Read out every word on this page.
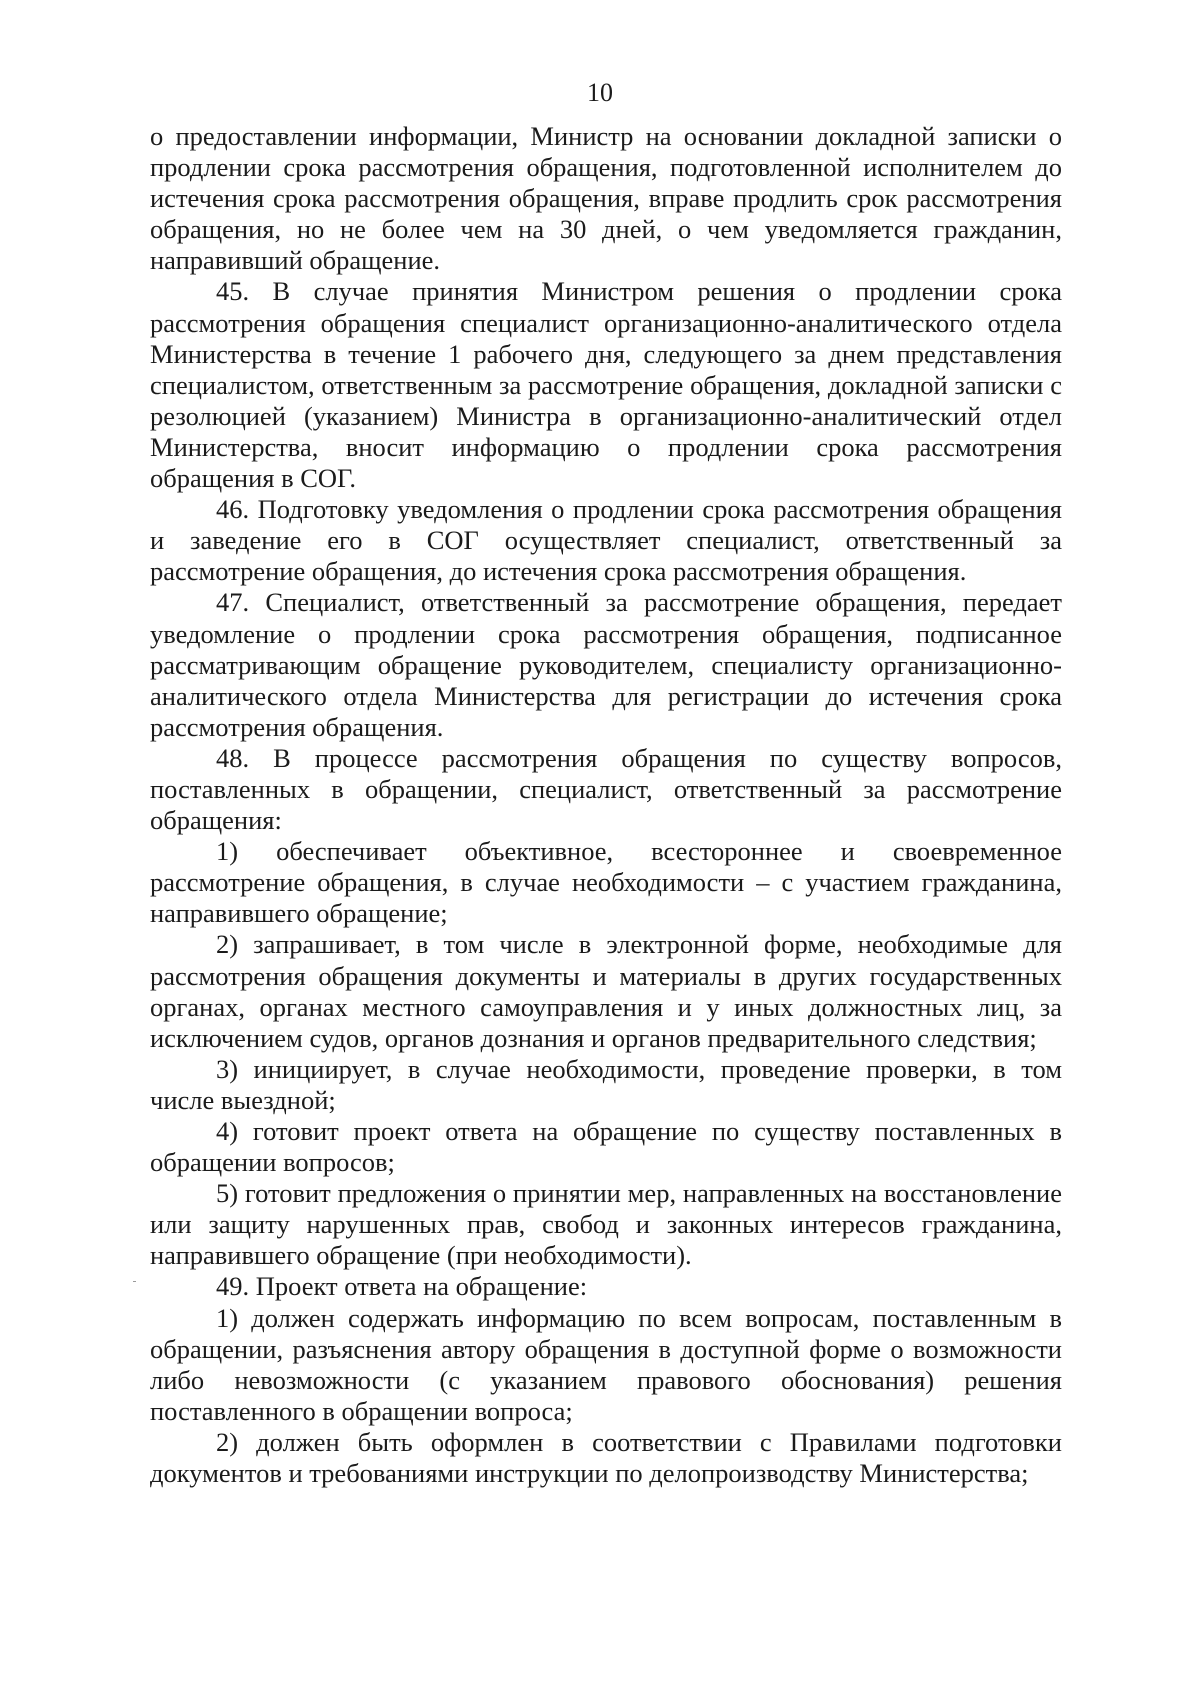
10

о предоставлении информации, Министр на основании докладной записки о продлении срока рассмотрения обращения, подготовленной исполнителем до истечения срока рассмотрения обращения, вправе продлить срок рассмотрения обращения, но не более чем на 30 дней, о чем уведомляется гражданин, направивший обращение.

45. В случае принятия Министром решения о продлении срока рассмотрения обращения специалист организационно-аналитического отдела Министерства в течение 1 рабочего дня, следующего за днем представления специалистом, ответственным за рассмотрение обращения, докладной записки с резолюцией (указанием) Министра в организационно-аналитический отдел Министерства, вносит информацию о продлении срока рассмотрения обращения в СОГ.

46. Подготовку уведомления о продлении срока рассмотрения обращения и заведение его в СОГ осуществляет специалист, ответственный за рассмотрение обращения, до истечения срока рассмотрения обращения.

47. Специалист, ответственный за рассмотрение обращения, передает уведомление о продлении срока рассмотрения обращения, подписанное рассматривающим обращение руководителем, специалисту организационно-аналитического отдела Министерства для регистрации до истечения срока рассмотрения обращения.

48. В процессе рассмотрения обращения по существу вопросов, поставленных в обращении, специалист, ответственный за рассмотрение обращения:

1) обеспечивает объективное, всестороннее и своевременное рассмотрение обращения, в случае необходимости – с участием гражданина, направившего обращение;

2) запрашивает, в том числе в электронной форме, необходимые для рассмотрения обращения документы и материалы в других государственных органах, органах местного самоуправления и у иных должностных лиц, за исключением судов, органов дознания и органов предварительного следствия;

3) инициирует, в случае необходимости, проведение проверки, в том числе выездной;

4) готовит проект ответа на обращение по существу поставленных в обращении вопросов;

5) готовит предложения о принятии мер, направленных на восстановление или защиту нарушенных прав, свобод и законных интересов гражданина, направившего обращение (при необходимости).

49. Проект ответа на обращение:

1) должен содержать информацию по всем вопросам, поставленным в обращении, разъяснения автору обращения в доступной форме о возможности либо невозможности (с указанием правового обоснования) решения поставленного в обращении вопроса;

2) должен быть оформлен в соответствии с Правилами подготовки документов и требованиями инструкции по делопроизводству Министерства;
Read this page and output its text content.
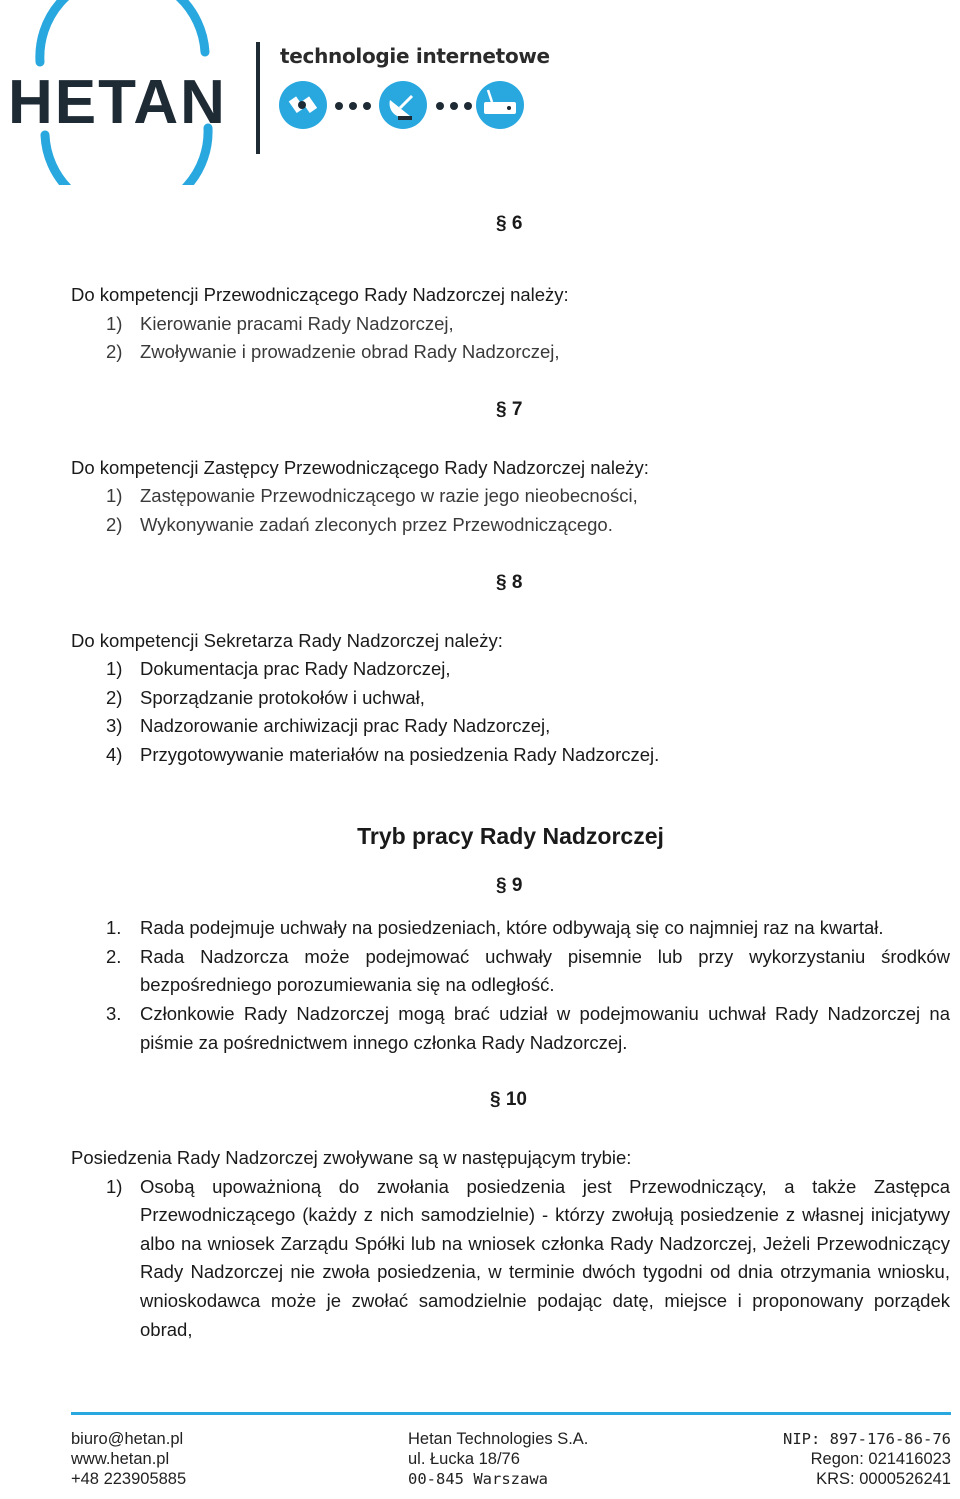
HETAN
technologie internetowe
§ 6

Do kompetencji Przewodniczącego Rady Nadzorczej należy:

1) Kierowanie pracami Rady Nadzorczej,
2) Zwoływanie i prowadzenie obrad Rady Nadzorczej,
§ 7

Do kompetencji Zastępcy Przewodniczącego Rady Nadzorczej należy:

1) Zastępowanie Przewodniczącego w razie jego nieobecności,
2) Wykonywanie zadań zleconych przez Przewodniczącego.
§ 8

Do kompetencji Sekretarza Rady Nadzorczej należy:

1) Dokumentacja prac Rady Nadzorczej,
2) Sporządzanie protokołów i uchwał,
3) Nadzorowanie archiwizacji prac Rady Nadzorczej,
4) Przygotowywanie materiałów na posiedzenia Rady Nadzorczej.
Tryb pracy Rady Nadzorczej
§ 9
1. Rada podejmuje uchwały na posiedzeniach, które odbywają się co najmniej raz na kwartał.
2. Rada Nadzorcza może podejmować uchwały pisemnie lub przy wykorzystaniu środków bezpośredniego porozumiewania się na odległość.
3. Członkowie Rady Nadzorczej mogą brać udział w podejmowaniu uchwał Rady Nadzorczej na piśmie za pośrednictwem innego członka Rady Nadzorczej.
§ 10

Posiedzenia Rady Nadzorczej zwoływane są w następującym trybie:

1) Osobą upoważnioną do zwołania posiedzenia jest Przewodniczący, a także Zastępca Przewodniczącego (każdy z nich samodzielnie) - którzy zwołują posiedzenie z własnej inicjatywy albo na wniosek Zarządu Spółki lub na wniosek członka Rady Nadzorczej, Jeżeli Przewodniczący Rady Nadzorczej nie zwoła posiedzenia, w terminie dwóch tygodni od dnia otrzymania wniosku, wnioskodawca może je zwołać samodzielnie podając datę, miejsce i proponowany porządek obrad,
biuro@hetan.pl
www.hetan.pl
+48 223905885
Hetan Technologies S.A.
ul. Łucka 18/76
00-845 Warszawa
NIP: 897-176-86-76
Regon: 021416023
KRS: 0000526241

→ INSTRUCTIONS TO FOLLOW
Take every line from the data that contains the word "готовит".

→ SOLVED PROBLEM
4) готовит проект ответа на обращение по существу поставленных в обращении вопросов;
5) готовит предложения о принятии мер, направленных на восстановление или защиту нарушенных прав, свобод и законных интересов гражданина, направившего обращение (при необходимости).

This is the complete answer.